§ GIVEN INSTRUCTION:
Set down the material once more, exactly as it appears.

(Stored data)

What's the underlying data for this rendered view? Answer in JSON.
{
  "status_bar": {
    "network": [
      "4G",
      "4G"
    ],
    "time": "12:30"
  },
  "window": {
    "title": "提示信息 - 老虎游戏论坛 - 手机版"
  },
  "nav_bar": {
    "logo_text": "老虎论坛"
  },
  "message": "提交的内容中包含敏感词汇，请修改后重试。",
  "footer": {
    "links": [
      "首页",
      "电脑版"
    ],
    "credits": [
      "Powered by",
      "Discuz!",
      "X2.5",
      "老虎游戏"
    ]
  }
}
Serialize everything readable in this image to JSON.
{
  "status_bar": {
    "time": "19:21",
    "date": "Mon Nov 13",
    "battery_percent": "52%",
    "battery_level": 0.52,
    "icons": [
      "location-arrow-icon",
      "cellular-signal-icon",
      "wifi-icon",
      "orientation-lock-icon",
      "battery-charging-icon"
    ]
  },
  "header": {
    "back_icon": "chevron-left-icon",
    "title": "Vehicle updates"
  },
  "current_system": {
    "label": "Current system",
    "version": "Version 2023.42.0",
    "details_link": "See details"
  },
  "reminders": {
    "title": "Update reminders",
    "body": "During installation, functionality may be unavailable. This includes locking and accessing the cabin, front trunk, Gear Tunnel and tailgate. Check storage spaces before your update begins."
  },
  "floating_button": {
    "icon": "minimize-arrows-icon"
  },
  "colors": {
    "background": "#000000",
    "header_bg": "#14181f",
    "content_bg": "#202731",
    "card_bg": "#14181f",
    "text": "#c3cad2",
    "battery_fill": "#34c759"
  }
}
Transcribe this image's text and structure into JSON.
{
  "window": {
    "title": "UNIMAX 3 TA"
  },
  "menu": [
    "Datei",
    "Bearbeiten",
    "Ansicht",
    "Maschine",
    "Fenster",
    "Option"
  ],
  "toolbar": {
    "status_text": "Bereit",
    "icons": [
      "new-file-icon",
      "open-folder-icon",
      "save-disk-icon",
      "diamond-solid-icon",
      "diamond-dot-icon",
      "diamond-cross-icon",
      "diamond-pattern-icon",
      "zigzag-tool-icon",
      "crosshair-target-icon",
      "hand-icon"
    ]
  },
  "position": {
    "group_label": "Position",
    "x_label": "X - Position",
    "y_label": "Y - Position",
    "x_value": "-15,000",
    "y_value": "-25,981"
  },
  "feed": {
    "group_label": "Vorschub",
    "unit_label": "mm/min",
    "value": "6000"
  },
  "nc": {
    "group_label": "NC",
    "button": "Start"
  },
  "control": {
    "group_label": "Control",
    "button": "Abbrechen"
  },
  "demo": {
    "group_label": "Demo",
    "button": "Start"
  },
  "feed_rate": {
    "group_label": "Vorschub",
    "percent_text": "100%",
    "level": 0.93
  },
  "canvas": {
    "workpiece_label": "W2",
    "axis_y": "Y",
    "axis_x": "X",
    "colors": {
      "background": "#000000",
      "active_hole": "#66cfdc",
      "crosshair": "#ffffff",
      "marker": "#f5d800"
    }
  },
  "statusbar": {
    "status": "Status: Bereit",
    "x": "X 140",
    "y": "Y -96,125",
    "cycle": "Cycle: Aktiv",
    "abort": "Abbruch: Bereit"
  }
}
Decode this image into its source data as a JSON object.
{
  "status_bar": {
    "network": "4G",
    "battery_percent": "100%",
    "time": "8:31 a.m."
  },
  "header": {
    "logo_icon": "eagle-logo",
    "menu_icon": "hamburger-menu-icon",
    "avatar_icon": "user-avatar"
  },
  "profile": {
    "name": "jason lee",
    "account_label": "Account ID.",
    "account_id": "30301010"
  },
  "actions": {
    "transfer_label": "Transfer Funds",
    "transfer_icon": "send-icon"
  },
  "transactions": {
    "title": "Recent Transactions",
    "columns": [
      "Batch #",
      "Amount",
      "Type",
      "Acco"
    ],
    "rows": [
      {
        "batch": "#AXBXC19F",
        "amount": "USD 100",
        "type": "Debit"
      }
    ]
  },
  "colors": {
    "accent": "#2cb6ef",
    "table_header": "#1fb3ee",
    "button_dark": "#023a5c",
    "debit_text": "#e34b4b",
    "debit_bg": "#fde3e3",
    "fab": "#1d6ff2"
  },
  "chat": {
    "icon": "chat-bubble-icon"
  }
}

§ EXPECTED ANSWER:
What's the underlying data for this rendered view? Answer in JSON.
{
  "status_bar": {
    "network": [
      "4G",
      "4G"
    ],
    "time": "12:30"
  },
  "window": {
    "title": "提示信息 - 老虎游戏论坛 - 手机版"
  },
  "nav_bar": {
    "logo_text": "老虎论坛"
  },
  "message": "提交的内容中包含敏感词汇，请修改后重试。",
  "footer": {
    "links": [
      "首页",
      "电脑版"
    ],
    "credits": [
      "Powered by",
      "Discuz!",
      "X2.5",
      "老虎游戏"
    ]
  }
}
Serialize everything readable in this image to JSON.
{
  "status_bar": {
    "time": "19:21",
    "date": "Mon Nov 13",
    "battery_percent": "52%",
    "battery_level": 0.52,
    "icons": [
      "location-arrow-icon",
      "cellular-signal-icon",
      "wifi-icon",
      "orientation-lock-icon",
      "battery-charging-icon"
    ]
  },
  "header": {
    "back_icon": "chevron-left-icon",
    "title": "Vehicle updates"
  },
  "current_system": {
    "label": "Current system",
    "version": "Version 2023.42.0",
    "details_link": "See details"
  },
  "reminders": {
    "title": "Update reminders",
    "body": "During installation, functionality may be unavailable. This includes locking and accessing the cabin, front trunk, Gear Tunnel and tailgate. Check storage spaces before your update begins."
  },
  "floating_button": {
    "icon": "minimize-arrows-icon"
  },
  "colors": {
    "background": "#000000",
    "header_bg": "#14181f",
    "content_bg": "#202731",
    "card_bg": "#14181f",
    "text": "#c3cad2",
    "battery_fill": "#34c759"
  }
}
Transcribe this image's text and structure into JSON.
{
  "window": {
    "title": "UNIMAX 3 TA"
  },
  "menu": [
    "Datei",
    "Bearbeiten",
    "Ansicht",
    "Maschine",
    "Fenster",
    "Option"
  ],
  "toolbar": {
    "status_text": "Bereit",
    "icons": [
      "new-file-icon",
      "open-folder-icon",
      "save-disk-icon",
      "diamond-solid-icon",
      "diamond-dot-icon",
      "diamond-cross-icon",
      "diamond-pattern-icon",
      "zigzag-tool-icon",
      "crosshair-target-icon",
      "hand-icon"
    ]
  },
  "position": {
    "group_label": "Position",
    "x_label": "X - Position",
    "y_label": "Y - Position",
    "x_value": "-15,000",
    "y_value": "-25,981"
  },
  "feed": {
    "group_label": "Vorschub",
    "unit_label": "mm/min",
    "value": "6000"
  },
  "nc": {
    "group_label": "NC",
    "button": "Start"
  },
  "control": {
    "group_label": "Control",
    "button": "Abbrechen"
  },
  "demo": {
    "group_label": "Demo",
    "button": "Start"
  },
  "feed_rate": {
    "group_label": "Vorschub",
    "percent_text": "100%",
    "level": 0.93
  },
  "canvas": {
    "workpiece_label": "W2",
    "axis_y": "Y",
    "axis_x": "X",
    "colors": {
      "background": "#000000",
      "active_hole": "#66cfdc",
      "crosshair": "#ffffff",
      "marker": "#f5d800"
    }
  },
  "statusbar": {
    "status": "Status: Bereit",
    "x": "X 140",
    "y": "Y -96,125",
    "cycle": "Cycle: Aktiv",
    "abort": "Abbruch: Bereit"
  }
}
Decode this image into its source data as a JSON object.
{
  "status_bar": {
    "network": "4G",
    "battery_percent": "100%",
    "time": "8:31 a.m."
  },
  "header": {
    "logo_icon": "eagle-logo",
    "menu_icon": "hamburger-menu-icon",
    "avatar_icon": "user-avatar"
  },
  "profile": {
    "name": "jason lee",
    "account_label": "Account ID.",
    "account_id": "30301010"
  },
  "actions": {
    "transfer_label": "Transfer Funds",
    "transfer_icon": "send-icon"
  },
  "transactions": {
    "title": "Recent Transactions",
    "columns": [
      "Batch #",
      "Amount",
      "Type",
      "Acco"
    ],
    "rows": [
      {
        "batch": "#AXBXC19F",
        "amount": "USD 100",
        "type": "Debit"
      }
    ]
  },
  "colors": {
    "accent": "#2cb6ef",
    "table_header": "#1fb3ee",
    "button_dark": "#023a5c",
    "debit_text": "#e34b4b",
    "debit_bg": "#fde3e3",
    "fab": "#1d6ff2"
  },
  "chat": {
    "icon": "chat-bubble-icon"
  }
}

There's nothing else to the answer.